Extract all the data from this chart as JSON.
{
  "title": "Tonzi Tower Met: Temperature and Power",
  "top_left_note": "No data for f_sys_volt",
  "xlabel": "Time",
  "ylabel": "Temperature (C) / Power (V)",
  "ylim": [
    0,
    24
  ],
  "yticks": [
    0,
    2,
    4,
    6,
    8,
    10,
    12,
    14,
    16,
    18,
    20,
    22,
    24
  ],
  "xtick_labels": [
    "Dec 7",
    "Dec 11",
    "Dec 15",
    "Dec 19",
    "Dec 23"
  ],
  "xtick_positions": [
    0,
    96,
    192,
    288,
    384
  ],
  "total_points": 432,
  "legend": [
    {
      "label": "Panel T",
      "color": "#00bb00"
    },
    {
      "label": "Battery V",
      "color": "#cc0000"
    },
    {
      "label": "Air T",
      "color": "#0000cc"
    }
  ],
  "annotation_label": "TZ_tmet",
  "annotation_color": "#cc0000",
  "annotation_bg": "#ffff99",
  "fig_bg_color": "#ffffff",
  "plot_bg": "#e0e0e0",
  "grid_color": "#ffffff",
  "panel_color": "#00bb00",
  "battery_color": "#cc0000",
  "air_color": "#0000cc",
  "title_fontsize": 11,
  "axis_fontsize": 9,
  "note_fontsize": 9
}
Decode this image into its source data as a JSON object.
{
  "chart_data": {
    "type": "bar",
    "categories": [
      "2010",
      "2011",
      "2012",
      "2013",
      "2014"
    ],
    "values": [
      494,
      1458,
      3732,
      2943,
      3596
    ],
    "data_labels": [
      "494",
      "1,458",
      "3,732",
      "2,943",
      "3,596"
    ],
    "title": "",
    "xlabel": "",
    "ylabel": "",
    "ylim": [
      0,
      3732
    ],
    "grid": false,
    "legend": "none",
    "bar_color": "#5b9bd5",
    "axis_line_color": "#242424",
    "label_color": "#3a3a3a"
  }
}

+++

#### [THE EXERCISE]
Each line of the material above needs to be quoted exactly, please.

#### [REPLY TO THE EXERCISE]
Extract all the data from this chart as JSON.
{
  "title": "Tonzi Tower Met: Temperature and Power",
  "top_left_note": "No data for f_sys_volt",
  "xlabel": "Time",
  "ylabel": "Temperature (C) / Power (V)",
  "ylim": [
    0,
    24
  ],
  "yticks": [
    0,
    2,
    4,
    6,
    8,
    10,
    12,
    14,
    16,
    18,
    20,
    22,
    24
  ],
  "xtick_labels": [
    "Dec 7",
    "Dec 11",
    "Dec 15",
    "Dec 19",
    "Dec 23"
  ],
  "xtick_positions": [
    0,
    96,
    192,
    288,
    384
  ],
  "total_points": 432,
  "legend": [
    {
      "label": "Panel T",
      "color": "#00bb00"
    },
    {
      "label": "Battery V",
      "color": "#cc0000"
    },
    {
      "label": "Air T",
      "color": "#0000cc"
    }
  ],
  "annotation_label": "TZ_tmet",
  "annotation_color": "#cc0000",
  "annotation_bg": "#ffff99",
  "fig_bg_color": "#ffffff",
  "plot_bg": "#e0e0e0",
  "grid_color": "#ffffff",
  "panel_color": "#00bb00",
  "battery_color": "#cc0000",
  "air_color": "#0000cc",
  "title_fontsize": 11,
  "axis_fontsize": 9,
  "note_fontsize": 9
}
Decode this image into its source data as a JSON object.
{
  "chart_data": {
    "type": "bar",
    "categories": [
      "2010",
      "2011",
      "2012",
      "2013",
      "2014"
    ],
    "values": [
      494,
      1458,
      3732,
      2943,
      3596
    ],
    "data_labels": [
      "494",
      "1,458",
      "3,732",
      "2,943",
      "3,596"
    ],
    "title": "",
    "xlabel": "",
    "ylabel": "",
    "ylim": [
      0,
      3732
    ],
    "grid": false,
    "legend": "none",
    "bar_color": "#5b9bd5",
    "axis_line_color": "#242424",
    "label_color": "#3a3a3a"
  }
}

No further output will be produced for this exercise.